▶ **What the task asks**: Copy every line in the records below that contains the word "screenshot".

▶ **Dataset**:
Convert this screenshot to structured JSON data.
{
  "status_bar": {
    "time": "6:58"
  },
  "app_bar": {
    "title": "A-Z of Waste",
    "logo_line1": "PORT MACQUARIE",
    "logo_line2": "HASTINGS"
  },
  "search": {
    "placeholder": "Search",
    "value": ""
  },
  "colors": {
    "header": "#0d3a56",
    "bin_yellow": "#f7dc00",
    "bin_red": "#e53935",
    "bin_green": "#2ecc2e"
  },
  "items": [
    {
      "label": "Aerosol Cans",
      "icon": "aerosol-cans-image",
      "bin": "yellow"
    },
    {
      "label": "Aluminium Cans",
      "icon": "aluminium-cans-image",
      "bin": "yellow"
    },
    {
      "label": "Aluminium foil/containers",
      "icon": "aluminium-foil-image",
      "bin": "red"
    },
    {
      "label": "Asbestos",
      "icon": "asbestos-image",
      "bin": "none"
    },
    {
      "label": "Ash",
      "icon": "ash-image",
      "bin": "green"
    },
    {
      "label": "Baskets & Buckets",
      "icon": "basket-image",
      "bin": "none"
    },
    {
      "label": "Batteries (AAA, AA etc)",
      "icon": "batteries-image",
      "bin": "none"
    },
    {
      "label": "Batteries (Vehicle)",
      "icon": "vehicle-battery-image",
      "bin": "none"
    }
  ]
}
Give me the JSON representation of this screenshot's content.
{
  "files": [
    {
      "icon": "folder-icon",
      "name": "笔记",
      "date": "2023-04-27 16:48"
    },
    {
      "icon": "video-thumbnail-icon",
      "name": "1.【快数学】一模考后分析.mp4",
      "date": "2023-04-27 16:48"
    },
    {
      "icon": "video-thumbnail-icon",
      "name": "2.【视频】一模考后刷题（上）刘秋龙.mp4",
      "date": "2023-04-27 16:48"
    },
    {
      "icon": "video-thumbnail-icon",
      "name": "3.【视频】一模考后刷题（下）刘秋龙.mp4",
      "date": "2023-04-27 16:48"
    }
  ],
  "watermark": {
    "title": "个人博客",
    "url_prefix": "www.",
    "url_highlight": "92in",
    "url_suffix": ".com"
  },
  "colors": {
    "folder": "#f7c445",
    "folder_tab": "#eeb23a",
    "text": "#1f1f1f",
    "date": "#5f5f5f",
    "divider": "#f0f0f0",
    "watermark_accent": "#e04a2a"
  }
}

▶ **Answer in full**:
Convert this screenshot to structured JSON data.
Give me the JSON representation of this screenshot's content.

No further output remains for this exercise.